▶ _The exercise_: Go through the listing beneath this task and return every line that carries the string "prüfen".

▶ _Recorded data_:
━━━━━━━━━━━━━━━━━━━━━━━━━━━━━━

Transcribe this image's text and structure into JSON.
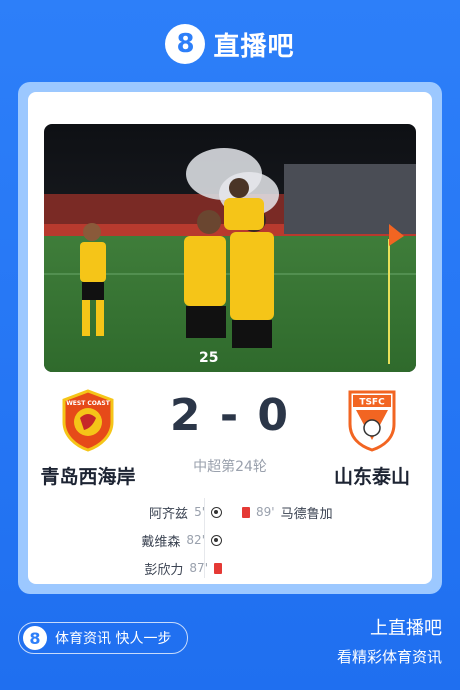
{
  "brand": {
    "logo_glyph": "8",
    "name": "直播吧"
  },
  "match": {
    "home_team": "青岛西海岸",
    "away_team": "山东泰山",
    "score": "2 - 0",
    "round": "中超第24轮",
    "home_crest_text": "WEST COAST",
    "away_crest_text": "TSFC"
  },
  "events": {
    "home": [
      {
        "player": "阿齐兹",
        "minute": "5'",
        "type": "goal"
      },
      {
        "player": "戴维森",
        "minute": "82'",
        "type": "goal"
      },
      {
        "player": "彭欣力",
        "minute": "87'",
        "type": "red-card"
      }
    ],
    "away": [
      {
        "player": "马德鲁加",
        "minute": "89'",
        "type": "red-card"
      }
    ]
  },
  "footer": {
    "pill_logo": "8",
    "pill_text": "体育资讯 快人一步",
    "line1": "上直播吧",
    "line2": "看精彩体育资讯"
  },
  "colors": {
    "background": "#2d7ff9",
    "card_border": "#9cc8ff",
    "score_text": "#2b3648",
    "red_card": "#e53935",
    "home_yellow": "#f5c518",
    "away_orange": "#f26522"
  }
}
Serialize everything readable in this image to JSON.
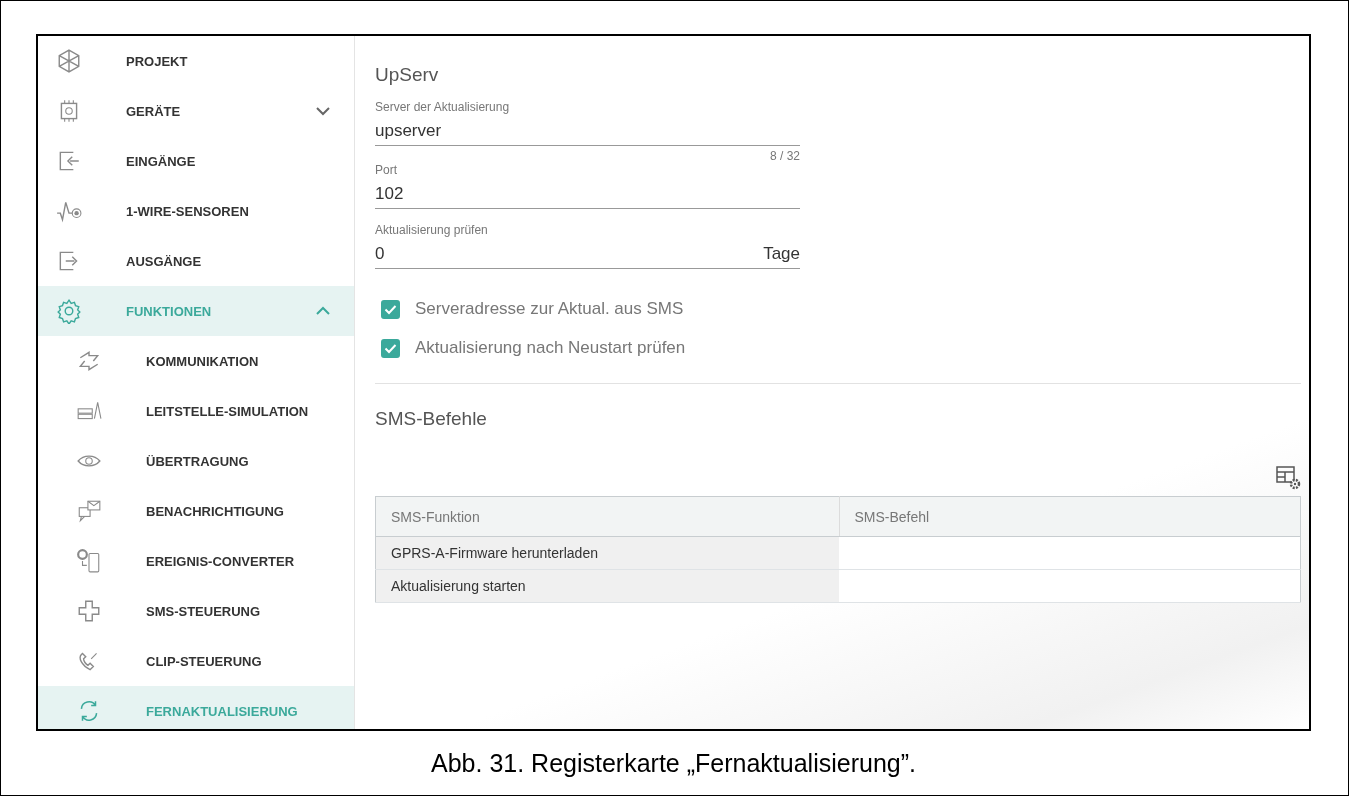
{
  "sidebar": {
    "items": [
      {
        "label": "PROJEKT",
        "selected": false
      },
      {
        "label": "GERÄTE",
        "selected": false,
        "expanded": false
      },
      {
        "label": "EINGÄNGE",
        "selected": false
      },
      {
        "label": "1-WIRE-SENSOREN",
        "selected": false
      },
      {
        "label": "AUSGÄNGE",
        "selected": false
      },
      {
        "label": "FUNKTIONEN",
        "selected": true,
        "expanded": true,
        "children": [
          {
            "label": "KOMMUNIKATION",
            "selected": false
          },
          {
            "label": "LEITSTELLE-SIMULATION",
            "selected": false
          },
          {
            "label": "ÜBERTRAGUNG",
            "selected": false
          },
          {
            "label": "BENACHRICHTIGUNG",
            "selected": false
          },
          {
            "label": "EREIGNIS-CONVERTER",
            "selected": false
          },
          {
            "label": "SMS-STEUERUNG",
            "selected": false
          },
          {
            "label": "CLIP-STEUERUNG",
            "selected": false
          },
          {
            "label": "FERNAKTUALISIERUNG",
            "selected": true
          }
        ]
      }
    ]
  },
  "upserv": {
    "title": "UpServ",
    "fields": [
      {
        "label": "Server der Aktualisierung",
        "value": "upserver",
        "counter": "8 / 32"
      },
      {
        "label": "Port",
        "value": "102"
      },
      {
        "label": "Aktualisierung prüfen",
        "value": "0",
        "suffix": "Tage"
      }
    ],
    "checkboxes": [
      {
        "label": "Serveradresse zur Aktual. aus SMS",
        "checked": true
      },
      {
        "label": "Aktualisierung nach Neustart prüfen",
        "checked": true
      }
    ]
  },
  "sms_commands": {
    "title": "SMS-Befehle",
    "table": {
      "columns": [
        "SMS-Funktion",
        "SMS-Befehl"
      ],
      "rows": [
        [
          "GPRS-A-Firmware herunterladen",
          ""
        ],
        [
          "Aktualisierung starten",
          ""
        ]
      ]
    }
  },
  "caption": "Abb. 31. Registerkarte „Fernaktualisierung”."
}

━━━━━━━━━━━━━━━━━━━━━━━━━━━━━━

▶ _Solution for this task_:
        "label": "Aktualisierung prüfen",
        "label": "Aktualisierung nach Neustart prüfen",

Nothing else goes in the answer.